__THINGS TO DO__.
1: From the mailing-list thread about qmail-inject, extract the passage from "With qmail, SMTP" to "using qmail ;-)".
2: In the mailing-list thread about qmail-inject, why does Matt Sergeant say that handing mail directly to qmail-inject is faster than sending it through SMTP? Answer in one to three sentences.
3: Write what follows the last line of the mailing-list thread about qmail-inject.

__EXCERPT TO READ__.
---

Yes, and in Bricolage, I used Net::SMTP to keep it as
platform-independent as possible. It should work on Windows, even!
Besides, all mail gets sent during the Apache cleanup phase, so there
should be no noticeable delay for users.

David

-- 
David Wheeler                                     AIM: dwTheory
david@wheeler.net                                 ICQ: 15726394
                                               Yahoo!: dew7e
                                               Jabber: Theory@jabber.org


Re: performance coding project? (was: Re: When to cache)

Posted by Matt Sergeant <ma...@sergeant.org>.
On 25 Jan 2002, David Wheeler wrote:

> On Fri, 2002-01-25 at 09:08, Perrin Harkins wrote:
>
> <snip />
>
> > It's much better to build your system, profile it, and fix the bottlenecks.
> > The most effective changes are almost never simple coding changes like the
> > one you showed, but rather large things like using qmail-inject instead of
> > SMTP, caching a slow database query or method call, or changing your
> > architecture to reduce the number of network accesses or inter-process
> > communications.
>
> qmail-inject? I've just been using sendmail or, preferentially,
> Net::SMTP. Isn't using a system call more expensive? If not, how does
> qmail-inject work?

With qmail, SMTP generally uses inetd, which is slow, or daemontools,
which is faster, but still slow, and more importantly, it anyway goes:

  perl -> SMTP -> inetd -> qmail-smtpd -> qmail-inject.

So with going direct to qmail-inject, your email skips out a boat load of
processing and goes direct into the queue.

Of course none of this is relevant if you're not using qmail ;-)

-- 
<!-- Matt -->
<:->Get a smart net</:->


Re: performance coding project? (was: Re: When to cache)

Posted by David Wheeler <da...@wheeler.net>.
On Fri, 2002-01-25 at 09:08, Perrin Harkins wrote:

<snip />

> It's much better to build your system, profile it, and fix the bottlenecks.

---

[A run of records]
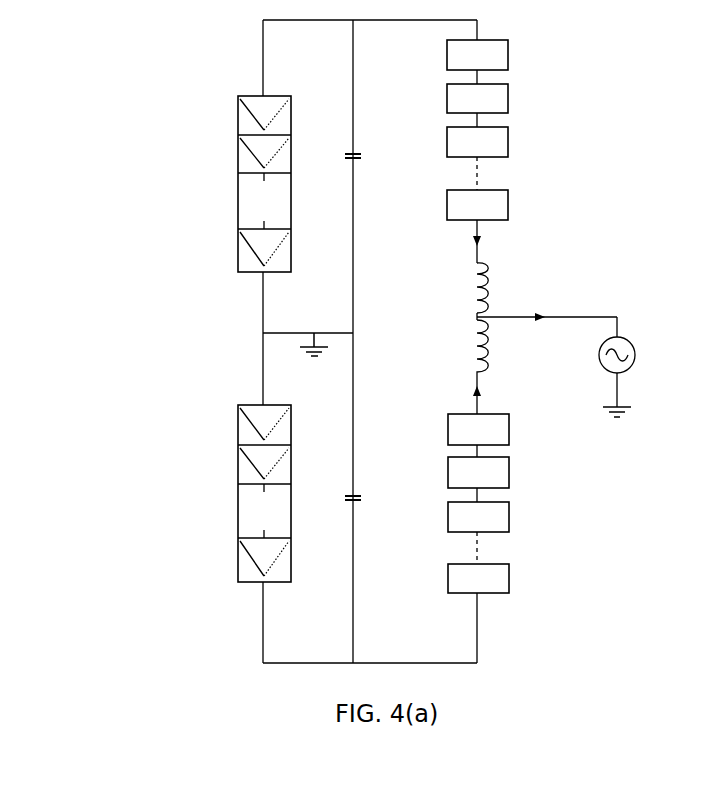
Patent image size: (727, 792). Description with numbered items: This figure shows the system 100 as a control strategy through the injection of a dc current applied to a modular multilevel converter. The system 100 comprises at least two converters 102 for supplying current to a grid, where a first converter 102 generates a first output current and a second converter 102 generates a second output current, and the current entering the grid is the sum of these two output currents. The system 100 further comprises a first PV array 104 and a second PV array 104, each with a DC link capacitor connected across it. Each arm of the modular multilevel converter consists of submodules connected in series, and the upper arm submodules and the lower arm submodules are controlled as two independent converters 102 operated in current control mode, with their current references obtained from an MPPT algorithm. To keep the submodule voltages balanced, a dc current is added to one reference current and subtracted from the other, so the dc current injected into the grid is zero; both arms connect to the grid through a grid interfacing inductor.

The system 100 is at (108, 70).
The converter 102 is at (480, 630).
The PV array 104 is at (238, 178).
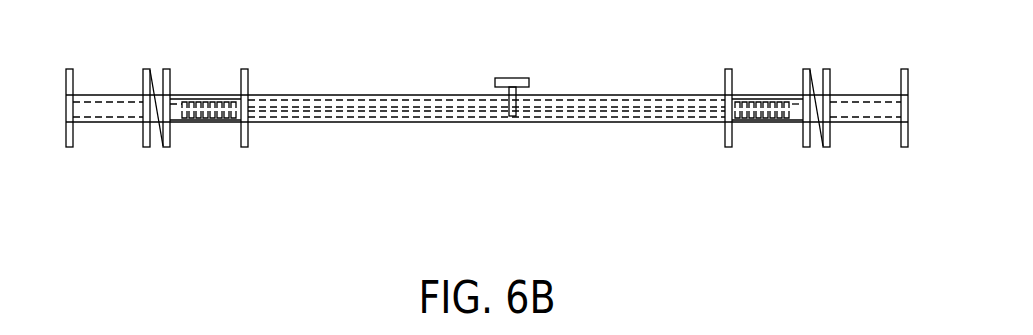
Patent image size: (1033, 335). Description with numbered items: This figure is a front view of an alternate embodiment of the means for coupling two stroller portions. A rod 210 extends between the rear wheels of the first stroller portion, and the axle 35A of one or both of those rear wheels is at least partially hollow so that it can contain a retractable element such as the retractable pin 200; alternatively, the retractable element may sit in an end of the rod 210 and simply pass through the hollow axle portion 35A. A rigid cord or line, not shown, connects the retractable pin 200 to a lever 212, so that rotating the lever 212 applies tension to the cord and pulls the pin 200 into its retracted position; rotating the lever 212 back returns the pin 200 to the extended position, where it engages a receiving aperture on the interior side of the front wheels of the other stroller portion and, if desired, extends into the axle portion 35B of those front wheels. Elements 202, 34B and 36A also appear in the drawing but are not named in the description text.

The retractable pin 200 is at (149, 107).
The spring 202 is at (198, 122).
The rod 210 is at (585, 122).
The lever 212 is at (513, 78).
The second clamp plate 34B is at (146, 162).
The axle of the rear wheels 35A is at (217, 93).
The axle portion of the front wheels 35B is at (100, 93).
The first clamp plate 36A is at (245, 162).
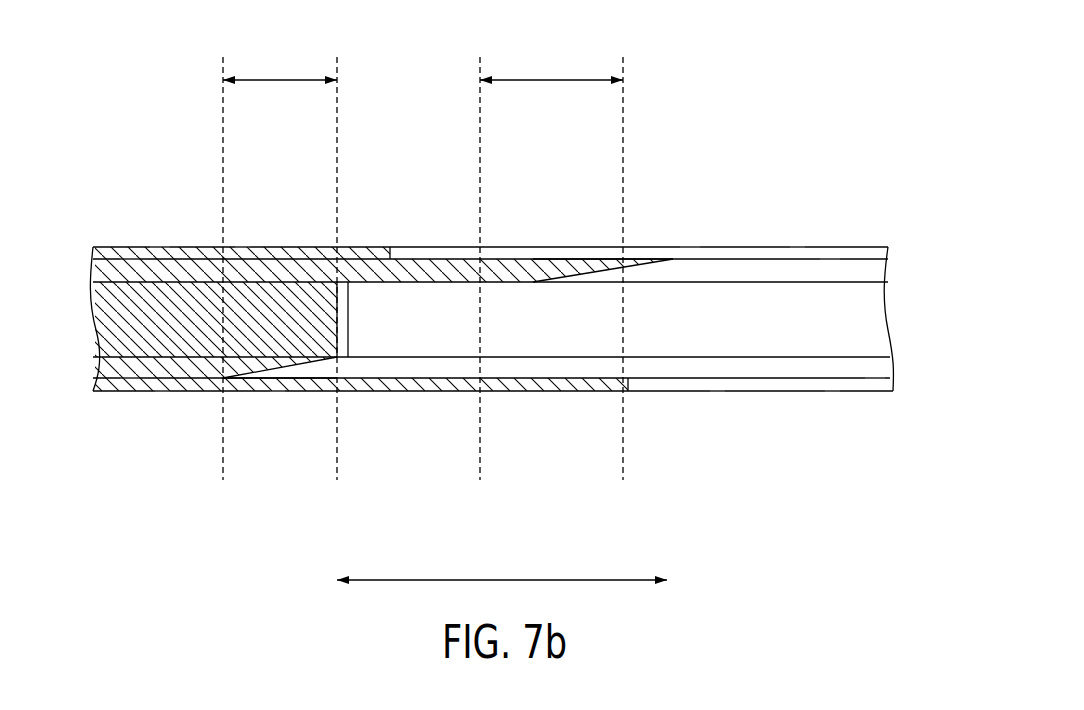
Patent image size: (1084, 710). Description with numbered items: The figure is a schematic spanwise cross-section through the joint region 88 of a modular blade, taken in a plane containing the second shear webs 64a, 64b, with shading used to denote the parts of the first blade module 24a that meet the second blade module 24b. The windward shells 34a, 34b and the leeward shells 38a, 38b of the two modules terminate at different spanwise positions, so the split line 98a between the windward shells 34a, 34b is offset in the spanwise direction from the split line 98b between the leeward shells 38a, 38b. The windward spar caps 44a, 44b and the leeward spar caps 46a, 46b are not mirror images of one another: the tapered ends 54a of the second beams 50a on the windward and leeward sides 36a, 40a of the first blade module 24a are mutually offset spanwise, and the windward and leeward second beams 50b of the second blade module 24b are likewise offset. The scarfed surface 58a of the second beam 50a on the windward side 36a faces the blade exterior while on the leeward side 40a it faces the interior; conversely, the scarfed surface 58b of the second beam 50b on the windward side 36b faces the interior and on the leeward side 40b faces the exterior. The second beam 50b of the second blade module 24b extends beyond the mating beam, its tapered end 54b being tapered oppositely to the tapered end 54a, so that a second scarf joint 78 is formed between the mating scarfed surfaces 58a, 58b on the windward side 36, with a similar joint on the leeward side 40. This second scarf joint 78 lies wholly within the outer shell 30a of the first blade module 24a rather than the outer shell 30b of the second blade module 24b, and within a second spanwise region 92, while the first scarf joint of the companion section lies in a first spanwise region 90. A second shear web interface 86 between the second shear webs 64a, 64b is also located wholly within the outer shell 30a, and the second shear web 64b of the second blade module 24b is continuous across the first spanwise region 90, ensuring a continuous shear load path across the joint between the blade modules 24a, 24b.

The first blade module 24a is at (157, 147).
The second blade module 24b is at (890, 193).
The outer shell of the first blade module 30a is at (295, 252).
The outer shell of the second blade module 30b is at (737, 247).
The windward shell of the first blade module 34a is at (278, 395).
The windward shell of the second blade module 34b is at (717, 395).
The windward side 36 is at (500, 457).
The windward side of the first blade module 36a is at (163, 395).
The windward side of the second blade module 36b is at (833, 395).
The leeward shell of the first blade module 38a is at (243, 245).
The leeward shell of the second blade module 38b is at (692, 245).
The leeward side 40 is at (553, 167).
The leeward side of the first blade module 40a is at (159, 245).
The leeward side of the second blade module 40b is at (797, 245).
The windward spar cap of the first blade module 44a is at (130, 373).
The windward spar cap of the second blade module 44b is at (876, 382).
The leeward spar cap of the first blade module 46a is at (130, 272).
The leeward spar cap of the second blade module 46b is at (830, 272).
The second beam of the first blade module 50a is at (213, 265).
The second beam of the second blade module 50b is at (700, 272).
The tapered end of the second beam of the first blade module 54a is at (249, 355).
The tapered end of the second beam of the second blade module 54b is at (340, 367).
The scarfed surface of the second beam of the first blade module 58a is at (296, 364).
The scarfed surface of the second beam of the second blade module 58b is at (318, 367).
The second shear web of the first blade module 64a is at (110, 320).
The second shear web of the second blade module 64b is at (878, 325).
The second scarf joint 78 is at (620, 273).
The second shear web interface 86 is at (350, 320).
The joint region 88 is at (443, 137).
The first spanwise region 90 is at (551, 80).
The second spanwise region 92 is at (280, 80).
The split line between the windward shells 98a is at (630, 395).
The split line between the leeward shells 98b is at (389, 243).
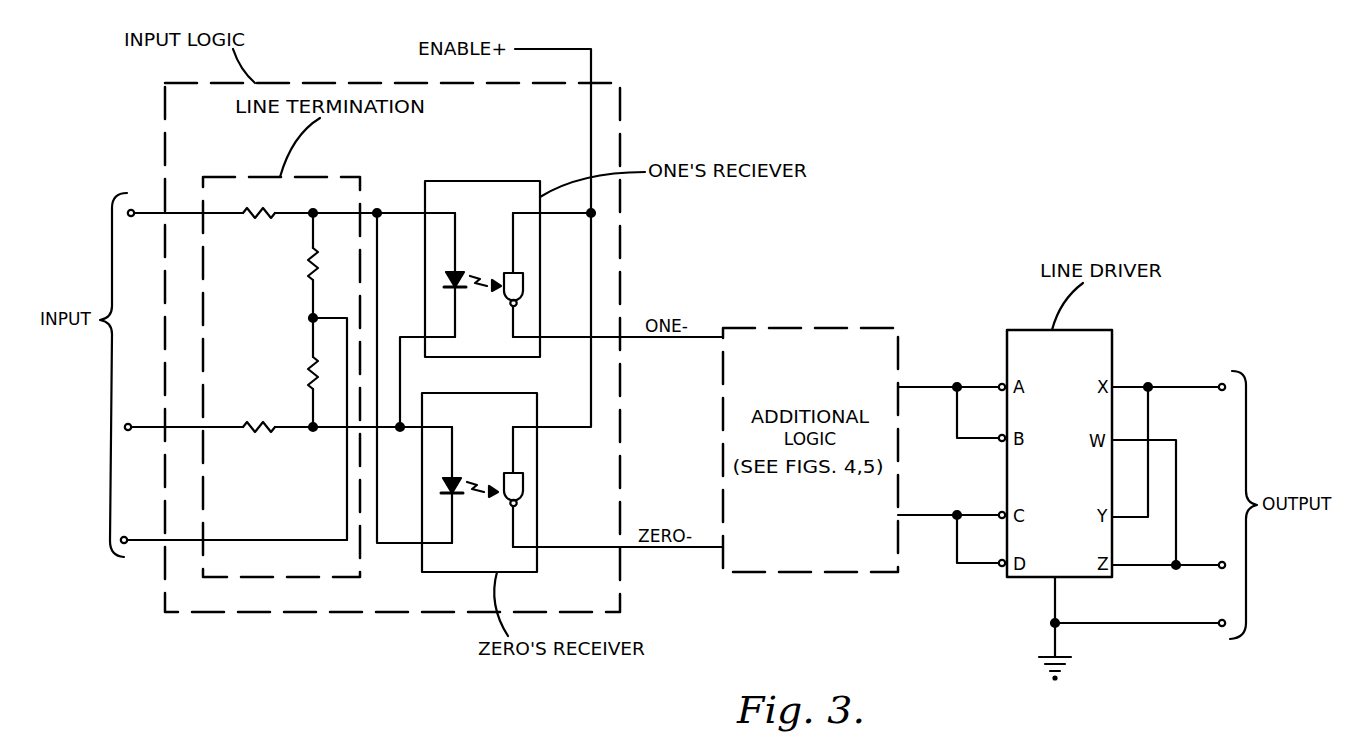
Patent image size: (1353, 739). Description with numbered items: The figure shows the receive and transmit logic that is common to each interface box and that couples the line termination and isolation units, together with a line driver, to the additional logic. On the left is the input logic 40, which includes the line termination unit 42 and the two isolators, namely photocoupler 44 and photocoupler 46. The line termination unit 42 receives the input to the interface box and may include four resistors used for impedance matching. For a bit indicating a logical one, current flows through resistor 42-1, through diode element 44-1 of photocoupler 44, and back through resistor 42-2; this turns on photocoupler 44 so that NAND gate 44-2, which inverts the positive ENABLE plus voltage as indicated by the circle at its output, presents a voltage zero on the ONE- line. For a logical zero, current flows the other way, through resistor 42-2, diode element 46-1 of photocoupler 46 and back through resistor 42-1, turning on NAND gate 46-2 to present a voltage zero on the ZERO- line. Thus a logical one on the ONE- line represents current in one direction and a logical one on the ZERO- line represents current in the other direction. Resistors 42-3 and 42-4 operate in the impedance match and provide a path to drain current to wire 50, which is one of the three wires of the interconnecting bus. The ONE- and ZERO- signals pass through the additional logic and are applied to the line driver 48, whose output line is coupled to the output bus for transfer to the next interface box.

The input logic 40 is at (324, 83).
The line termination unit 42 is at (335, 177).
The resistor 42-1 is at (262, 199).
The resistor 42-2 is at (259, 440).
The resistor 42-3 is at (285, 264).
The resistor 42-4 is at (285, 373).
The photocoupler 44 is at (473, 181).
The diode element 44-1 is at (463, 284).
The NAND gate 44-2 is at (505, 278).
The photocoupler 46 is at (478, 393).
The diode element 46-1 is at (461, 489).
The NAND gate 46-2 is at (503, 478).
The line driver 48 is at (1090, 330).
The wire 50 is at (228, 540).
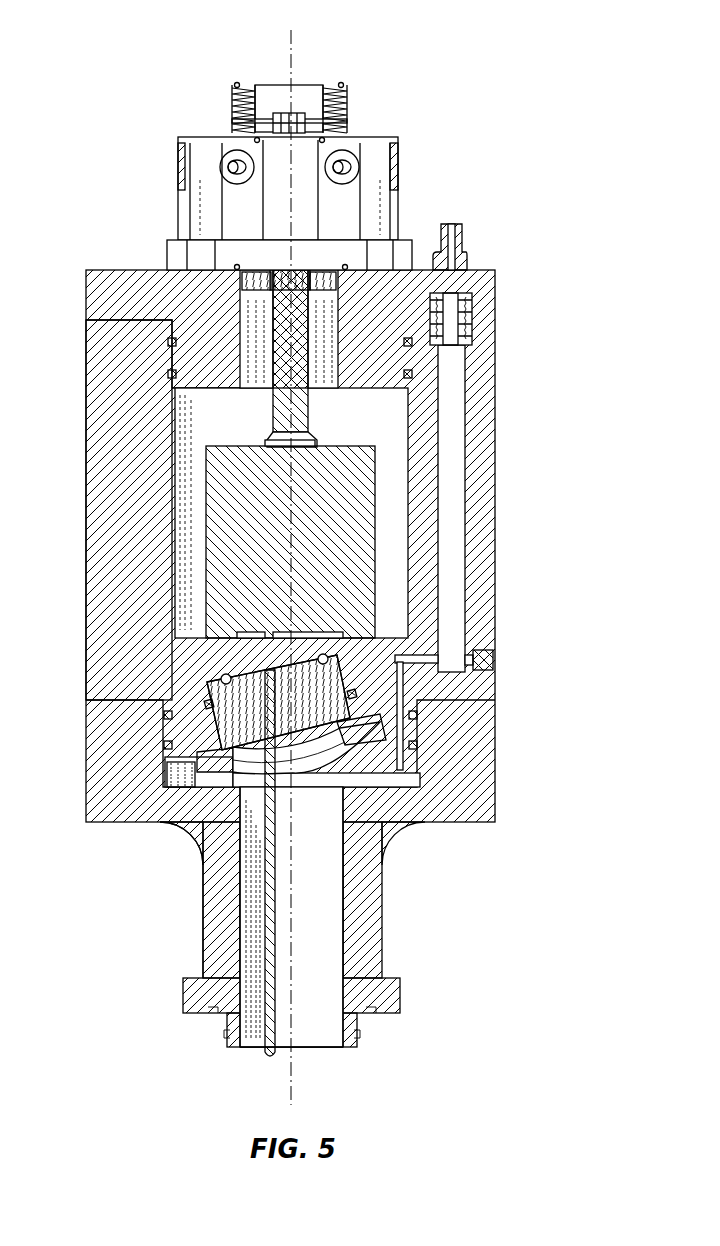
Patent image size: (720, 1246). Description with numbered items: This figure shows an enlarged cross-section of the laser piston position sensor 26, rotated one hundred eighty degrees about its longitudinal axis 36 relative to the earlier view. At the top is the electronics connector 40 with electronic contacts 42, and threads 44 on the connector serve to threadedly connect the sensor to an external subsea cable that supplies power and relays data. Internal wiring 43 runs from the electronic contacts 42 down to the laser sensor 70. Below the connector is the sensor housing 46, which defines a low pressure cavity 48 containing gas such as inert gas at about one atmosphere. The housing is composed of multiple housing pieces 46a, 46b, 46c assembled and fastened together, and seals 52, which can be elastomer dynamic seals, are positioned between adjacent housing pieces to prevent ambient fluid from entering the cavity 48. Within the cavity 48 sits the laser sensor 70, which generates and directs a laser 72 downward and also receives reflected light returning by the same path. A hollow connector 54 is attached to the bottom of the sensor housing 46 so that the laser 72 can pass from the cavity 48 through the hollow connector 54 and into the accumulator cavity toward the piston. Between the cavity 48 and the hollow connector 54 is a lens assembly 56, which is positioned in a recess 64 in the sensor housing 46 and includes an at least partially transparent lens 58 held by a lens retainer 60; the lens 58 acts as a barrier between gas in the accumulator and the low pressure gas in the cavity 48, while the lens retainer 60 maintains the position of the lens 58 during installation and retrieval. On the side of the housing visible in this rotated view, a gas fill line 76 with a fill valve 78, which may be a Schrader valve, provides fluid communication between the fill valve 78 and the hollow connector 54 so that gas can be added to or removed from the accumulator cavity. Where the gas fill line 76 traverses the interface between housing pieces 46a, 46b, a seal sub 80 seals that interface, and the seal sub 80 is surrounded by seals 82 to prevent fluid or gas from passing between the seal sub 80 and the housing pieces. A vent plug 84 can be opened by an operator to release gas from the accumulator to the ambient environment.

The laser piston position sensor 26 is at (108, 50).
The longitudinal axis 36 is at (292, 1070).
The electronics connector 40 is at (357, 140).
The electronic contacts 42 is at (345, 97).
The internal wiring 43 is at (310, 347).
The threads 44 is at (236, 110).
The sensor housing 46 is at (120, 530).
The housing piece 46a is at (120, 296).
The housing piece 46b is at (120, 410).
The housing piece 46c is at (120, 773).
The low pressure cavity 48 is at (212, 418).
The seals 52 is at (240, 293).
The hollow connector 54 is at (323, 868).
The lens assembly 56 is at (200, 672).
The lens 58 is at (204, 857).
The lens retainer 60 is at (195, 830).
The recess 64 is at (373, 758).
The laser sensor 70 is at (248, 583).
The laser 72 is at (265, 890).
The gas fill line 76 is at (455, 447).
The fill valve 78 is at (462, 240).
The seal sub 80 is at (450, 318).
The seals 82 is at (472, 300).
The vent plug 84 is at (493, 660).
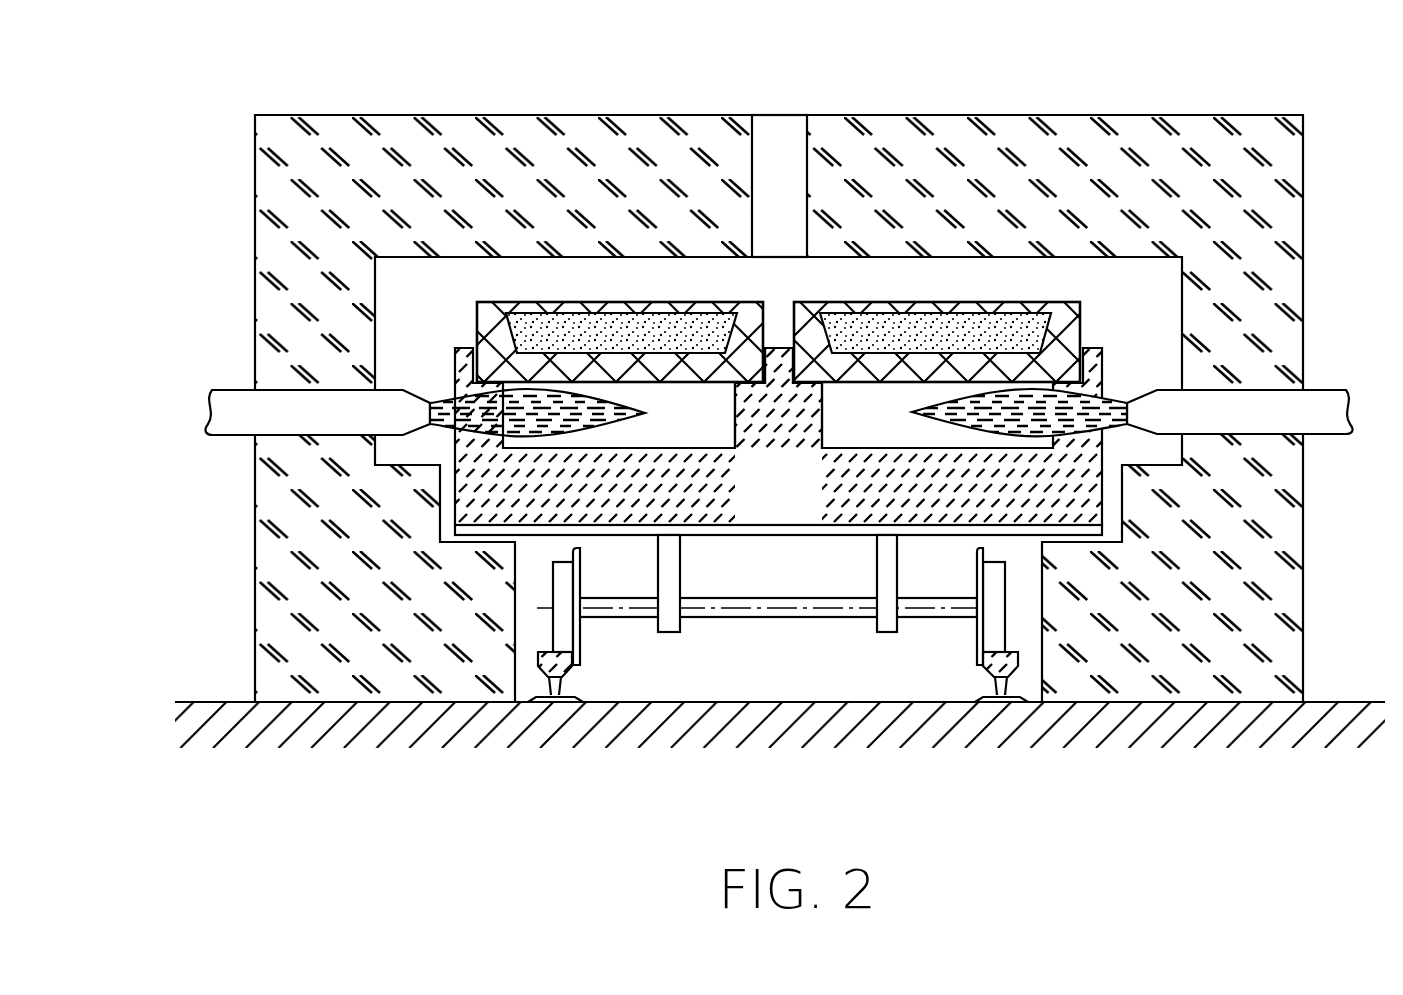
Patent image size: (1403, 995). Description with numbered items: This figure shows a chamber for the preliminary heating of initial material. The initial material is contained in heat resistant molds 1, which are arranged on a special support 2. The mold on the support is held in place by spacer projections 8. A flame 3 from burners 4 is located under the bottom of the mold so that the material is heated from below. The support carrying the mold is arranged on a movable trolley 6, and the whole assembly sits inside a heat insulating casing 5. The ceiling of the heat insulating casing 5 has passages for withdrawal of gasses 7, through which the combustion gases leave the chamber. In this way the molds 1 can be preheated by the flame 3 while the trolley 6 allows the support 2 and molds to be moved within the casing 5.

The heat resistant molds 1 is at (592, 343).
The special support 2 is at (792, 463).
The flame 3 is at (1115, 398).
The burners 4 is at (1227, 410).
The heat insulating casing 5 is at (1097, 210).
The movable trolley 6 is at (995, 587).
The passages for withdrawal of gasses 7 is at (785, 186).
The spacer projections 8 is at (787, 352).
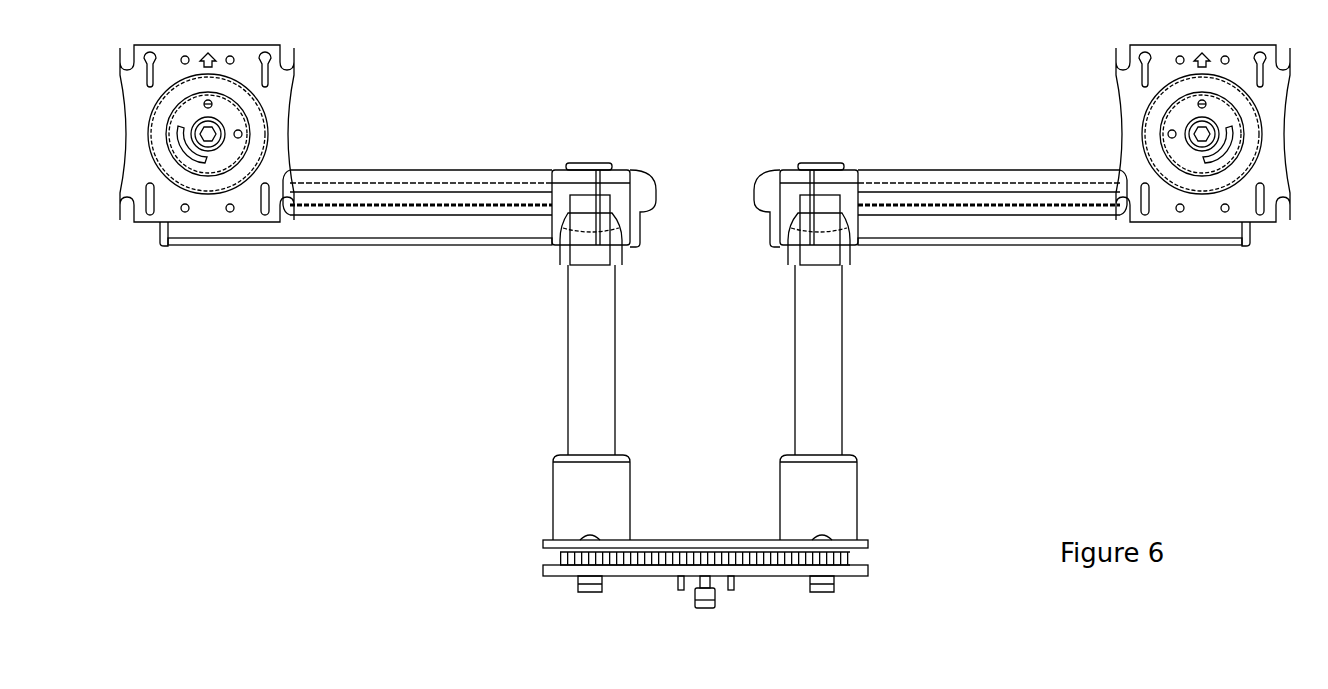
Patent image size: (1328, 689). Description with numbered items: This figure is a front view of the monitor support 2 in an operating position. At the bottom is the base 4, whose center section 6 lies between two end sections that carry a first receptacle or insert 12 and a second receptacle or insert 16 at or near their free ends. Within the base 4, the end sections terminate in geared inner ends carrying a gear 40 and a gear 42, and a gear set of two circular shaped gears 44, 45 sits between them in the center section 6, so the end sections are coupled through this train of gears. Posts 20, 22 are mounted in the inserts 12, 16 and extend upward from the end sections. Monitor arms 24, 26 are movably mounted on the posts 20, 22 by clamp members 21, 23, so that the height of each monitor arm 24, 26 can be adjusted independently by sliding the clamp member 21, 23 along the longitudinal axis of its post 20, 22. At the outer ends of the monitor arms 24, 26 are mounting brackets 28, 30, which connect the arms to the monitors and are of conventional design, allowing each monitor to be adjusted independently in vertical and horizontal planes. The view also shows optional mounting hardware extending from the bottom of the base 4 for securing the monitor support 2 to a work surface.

---

__ANSWERS PROVIDED__.
1:
With qmail, SMTP generally uses inetd, which is slow, or daemontools,
which is faster, but still slow, and more importantly, it anyway goes:

  perl -> SMTP -> inetd -> qmail-smtpd -> qmail-inject.

So with going direct to qmail-inject, your email skips out a boat load of
processing and goes direct into the queue.

Of course none of this is relevant if you're not using qmail ;-)

2: With qmail, mail sent through SMTP travels from perl to SMTP to inetd (or daemontools) to qmail-smtpd and only then to qmail-inject. Inetd is slow, and daemontools is faster but still slow. Going directly to qmail-inject skips all of that processing and puts the email straight into the queue.

3:
> The most effective changes are almost never simple coding changes like the
> one you showed, but rather large things like using qmail-inject instead of
> SMTP, caching a slow database query or method call, or changing your
> architecture to reduce the number of network accesses or inter-process
> communications.

qmail-inject? I've just been using sendmail or, preferentially,
Net::SMTP. Isn't using a system call more expensive? If not, how does
qmail-inject work?

Thanks,

David

-- 
David Wheeler                                     AIM: dwTheory
david@wheeler.net                                 ICQ: 15726394
                                               Yahoo!: dew7e
                                               Jabber: Theory@jabber.org


Re: performance coding project? (was: Re: When to cache)

Posted by Perrin Harkins <pe...@elem.com>.
> The point is that I want to develop a coding style which tries hard to
> do early premature optimizations.

We've talked about this kind of thing before.  My opinion is still the same
as it was: low-level speed optimization before you have a working system is
a waste of your time.

It's much better to build your system, profile it, and fix the bottlenecks.
The most effective changes are almost never simple coding changes like the
one you showed, but rather large things like using qmail-inject instead of
SMTP, caching a slow database query or method call, or changing your
architecture to reduce the number of network accesses or inter-process
communications.

The exception to this rule is that I do advocate thinking about memory usage
from the beginning.  There are no good tools for profiling memory used by
Perl, so you can't easily find the offenders later on.  Being careful about
passing references, slurping files, etc. pays off in better scalability
later.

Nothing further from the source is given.